* [What you will do]: Look through the data below and return each line where "color" appears.

* [Material for this task]:
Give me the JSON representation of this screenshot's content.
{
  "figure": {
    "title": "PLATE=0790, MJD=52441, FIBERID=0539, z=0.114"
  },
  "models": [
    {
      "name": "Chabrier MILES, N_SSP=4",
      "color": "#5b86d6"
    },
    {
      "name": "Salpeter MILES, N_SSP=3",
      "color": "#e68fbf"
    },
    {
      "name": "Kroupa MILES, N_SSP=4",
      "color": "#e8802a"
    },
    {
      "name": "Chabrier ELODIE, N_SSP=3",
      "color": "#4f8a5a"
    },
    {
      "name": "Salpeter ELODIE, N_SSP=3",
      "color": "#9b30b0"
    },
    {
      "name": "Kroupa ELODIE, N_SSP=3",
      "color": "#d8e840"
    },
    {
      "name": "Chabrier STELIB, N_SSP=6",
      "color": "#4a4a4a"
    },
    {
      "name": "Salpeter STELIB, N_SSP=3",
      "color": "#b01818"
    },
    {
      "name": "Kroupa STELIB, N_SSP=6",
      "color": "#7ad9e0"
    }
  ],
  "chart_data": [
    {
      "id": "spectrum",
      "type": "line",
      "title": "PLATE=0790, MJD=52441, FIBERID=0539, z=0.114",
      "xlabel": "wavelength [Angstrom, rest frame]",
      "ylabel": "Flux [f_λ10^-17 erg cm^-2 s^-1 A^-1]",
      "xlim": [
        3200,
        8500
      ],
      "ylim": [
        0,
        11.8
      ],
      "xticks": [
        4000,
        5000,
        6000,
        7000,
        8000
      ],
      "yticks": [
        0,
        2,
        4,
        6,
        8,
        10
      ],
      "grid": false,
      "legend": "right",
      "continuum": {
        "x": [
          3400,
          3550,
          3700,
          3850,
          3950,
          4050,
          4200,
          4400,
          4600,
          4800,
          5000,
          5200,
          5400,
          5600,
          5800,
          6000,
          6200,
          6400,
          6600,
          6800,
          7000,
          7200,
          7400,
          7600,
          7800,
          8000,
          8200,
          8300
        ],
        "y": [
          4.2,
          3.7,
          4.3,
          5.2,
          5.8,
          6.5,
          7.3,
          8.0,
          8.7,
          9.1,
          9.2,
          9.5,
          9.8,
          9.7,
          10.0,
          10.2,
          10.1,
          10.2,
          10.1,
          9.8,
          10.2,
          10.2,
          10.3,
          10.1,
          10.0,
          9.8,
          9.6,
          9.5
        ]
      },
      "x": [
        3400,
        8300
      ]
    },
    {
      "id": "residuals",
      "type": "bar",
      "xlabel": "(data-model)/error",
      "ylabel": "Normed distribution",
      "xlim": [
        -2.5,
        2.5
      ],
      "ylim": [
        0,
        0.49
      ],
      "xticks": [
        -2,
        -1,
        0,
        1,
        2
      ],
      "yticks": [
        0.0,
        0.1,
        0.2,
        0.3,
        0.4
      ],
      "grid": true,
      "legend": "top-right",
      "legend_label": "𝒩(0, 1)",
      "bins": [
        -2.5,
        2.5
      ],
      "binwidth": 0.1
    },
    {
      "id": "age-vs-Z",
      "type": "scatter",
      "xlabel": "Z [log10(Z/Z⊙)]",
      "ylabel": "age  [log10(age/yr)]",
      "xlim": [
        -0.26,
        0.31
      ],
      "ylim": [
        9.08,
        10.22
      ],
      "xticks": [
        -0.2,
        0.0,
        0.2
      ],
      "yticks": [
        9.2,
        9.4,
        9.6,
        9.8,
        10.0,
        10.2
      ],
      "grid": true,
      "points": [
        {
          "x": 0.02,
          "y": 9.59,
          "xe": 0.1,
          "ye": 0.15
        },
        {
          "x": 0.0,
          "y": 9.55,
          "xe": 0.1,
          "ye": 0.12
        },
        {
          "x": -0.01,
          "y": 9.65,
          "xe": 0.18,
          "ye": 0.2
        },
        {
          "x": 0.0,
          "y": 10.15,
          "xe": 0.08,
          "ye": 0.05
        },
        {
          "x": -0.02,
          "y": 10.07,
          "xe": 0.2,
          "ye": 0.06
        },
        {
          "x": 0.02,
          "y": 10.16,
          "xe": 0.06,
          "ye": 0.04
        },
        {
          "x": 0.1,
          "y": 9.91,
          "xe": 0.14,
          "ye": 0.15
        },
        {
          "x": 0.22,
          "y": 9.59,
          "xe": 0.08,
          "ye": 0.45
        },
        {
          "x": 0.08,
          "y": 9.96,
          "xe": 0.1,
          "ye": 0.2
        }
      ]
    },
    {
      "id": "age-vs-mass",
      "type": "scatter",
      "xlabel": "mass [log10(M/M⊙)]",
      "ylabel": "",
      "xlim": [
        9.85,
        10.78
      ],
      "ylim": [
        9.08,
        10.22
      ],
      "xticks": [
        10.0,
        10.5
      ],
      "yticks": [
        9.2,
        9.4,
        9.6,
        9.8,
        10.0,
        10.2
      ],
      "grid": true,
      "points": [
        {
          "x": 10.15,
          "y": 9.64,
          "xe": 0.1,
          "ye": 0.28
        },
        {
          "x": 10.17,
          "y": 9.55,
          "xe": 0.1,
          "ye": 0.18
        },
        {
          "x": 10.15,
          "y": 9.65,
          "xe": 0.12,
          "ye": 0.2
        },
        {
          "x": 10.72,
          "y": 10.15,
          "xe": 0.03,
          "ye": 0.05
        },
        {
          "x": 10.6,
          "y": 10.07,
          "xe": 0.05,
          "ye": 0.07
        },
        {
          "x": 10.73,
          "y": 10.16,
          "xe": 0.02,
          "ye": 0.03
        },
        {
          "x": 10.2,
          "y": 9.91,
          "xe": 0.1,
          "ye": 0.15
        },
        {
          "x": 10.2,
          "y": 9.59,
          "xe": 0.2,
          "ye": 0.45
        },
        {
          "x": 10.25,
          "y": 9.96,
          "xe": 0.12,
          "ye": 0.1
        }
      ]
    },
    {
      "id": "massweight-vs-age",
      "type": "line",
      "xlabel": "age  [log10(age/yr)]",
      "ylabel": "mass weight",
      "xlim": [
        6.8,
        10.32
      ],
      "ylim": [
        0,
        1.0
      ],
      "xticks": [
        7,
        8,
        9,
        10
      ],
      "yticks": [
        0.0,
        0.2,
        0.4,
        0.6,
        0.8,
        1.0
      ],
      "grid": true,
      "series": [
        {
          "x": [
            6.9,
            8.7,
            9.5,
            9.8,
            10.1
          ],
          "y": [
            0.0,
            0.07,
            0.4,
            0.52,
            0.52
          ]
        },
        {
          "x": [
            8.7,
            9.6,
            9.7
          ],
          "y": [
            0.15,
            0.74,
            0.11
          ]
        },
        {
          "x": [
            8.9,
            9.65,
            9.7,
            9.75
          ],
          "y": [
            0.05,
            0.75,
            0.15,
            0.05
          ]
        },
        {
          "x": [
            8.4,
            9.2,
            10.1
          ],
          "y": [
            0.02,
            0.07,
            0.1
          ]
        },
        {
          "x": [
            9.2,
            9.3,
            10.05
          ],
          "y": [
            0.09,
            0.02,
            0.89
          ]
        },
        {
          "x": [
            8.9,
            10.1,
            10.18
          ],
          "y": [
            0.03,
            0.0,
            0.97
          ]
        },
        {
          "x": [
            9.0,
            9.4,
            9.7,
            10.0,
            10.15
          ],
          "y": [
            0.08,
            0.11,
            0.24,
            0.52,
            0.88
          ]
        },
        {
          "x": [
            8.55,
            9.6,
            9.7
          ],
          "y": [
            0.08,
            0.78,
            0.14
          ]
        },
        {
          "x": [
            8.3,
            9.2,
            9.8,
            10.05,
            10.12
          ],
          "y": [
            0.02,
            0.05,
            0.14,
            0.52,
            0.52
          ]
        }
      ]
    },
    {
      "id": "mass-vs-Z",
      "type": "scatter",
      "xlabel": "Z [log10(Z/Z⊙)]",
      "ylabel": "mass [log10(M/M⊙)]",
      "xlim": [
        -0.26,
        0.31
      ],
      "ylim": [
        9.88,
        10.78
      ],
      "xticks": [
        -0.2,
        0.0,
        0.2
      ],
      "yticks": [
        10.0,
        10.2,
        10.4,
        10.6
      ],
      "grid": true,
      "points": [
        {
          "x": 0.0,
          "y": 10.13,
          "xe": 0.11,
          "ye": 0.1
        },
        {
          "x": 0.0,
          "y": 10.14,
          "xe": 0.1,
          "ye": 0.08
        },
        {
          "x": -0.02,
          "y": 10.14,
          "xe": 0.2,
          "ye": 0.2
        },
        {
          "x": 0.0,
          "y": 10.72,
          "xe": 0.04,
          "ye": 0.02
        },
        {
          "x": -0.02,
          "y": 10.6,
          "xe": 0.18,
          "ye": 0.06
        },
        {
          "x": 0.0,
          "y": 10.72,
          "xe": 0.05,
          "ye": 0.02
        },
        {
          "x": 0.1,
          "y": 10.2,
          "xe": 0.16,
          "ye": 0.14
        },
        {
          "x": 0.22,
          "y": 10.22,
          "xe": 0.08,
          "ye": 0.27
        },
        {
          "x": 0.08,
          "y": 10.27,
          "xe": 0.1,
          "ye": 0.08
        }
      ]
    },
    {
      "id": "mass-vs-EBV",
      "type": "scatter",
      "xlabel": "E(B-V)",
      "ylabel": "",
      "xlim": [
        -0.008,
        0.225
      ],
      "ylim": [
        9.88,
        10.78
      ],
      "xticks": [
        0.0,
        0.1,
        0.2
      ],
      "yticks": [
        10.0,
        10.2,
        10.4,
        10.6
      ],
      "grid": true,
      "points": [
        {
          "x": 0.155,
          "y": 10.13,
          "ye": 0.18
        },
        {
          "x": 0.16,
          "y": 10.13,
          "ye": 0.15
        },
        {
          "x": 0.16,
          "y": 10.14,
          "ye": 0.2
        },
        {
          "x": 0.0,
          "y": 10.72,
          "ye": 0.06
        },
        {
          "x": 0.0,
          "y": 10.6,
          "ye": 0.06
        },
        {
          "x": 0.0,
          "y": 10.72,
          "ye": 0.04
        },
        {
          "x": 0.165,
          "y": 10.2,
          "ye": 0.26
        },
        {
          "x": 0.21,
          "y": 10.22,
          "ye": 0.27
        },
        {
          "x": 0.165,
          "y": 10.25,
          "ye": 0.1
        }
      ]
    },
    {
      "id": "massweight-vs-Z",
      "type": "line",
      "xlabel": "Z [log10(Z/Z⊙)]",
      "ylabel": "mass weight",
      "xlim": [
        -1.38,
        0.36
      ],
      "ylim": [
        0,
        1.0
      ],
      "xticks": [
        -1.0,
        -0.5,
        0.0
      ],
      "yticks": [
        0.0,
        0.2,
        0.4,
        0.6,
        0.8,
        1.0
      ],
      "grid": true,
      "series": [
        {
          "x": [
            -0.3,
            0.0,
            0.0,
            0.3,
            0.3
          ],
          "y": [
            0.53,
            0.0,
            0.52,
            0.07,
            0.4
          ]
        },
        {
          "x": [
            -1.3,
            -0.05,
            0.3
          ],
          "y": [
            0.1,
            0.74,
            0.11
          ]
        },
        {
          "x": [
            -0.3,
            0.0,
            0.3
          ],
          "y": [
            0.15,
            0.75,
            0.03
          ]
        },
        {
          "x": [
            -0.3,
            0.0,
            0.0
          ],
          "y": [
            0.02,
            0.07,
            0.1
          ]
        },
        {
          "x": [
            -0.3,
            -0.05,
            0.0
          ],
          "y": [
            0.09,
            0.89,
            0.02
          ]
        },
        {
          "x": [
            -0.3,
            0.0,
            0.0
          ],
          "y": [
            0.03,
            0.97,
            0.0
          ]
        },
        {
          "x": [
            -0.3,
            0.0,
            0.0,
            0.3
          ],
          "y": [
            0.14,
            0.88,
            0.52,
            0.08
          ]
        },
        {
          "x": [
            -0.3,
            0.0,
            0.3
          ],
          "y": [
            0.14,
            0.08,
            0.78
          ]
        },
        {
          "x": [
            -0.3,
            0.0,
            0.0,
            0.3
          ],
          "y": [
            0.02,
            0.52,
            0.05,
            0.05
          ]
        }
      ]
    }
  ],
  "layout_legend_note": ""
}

* [Response to the exercise]:
      "color": "#5b86d6"
      "color": "#e68fbf"
      "color": "#e8802a"
      "color": "#4f8a5a"
      "color": "#9b30b0"
      "color": "#d8e840"
      "color": "#4a4a4a"
      "color": "#b01818"
      "color": "#7ad9e0"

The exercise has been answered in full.